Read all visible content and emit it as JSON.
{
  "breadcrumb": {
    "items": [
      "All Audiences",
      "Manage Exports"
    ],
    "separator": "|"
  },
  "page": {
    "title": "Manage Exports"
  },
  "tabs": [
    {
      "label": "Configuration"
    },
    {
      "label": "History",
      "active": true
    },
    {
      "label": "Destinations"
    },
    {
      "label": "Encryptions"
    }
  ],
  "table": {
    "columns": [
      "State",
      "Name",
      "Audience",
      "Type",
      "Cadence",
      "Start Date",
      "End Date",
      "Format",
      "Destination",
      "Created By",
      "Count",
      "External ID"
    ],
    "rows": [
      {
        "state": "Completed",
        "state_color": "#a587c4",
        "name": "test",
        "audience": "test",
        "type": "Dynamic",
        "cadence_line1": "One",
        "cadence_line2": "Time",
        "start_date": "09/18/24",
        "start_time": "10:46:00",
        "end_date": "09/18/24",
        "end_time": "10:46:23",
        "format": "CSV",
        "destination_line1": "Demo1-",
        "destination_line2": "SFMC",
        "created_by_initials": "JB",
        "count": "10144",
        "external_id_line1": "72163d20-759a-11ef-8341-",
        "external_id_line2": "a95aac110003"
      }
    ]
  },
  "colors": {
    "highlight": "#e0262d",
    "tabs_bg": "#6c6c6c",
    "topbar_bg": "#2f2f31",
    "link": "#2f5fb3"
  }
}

**WHAT YOU ARE ASKED TO DO**
Copy all lines from the entries that contain the word "Manage".

**CORRECT RESPONSE**
      "Manage Exports"
    "title": "Manage Exports"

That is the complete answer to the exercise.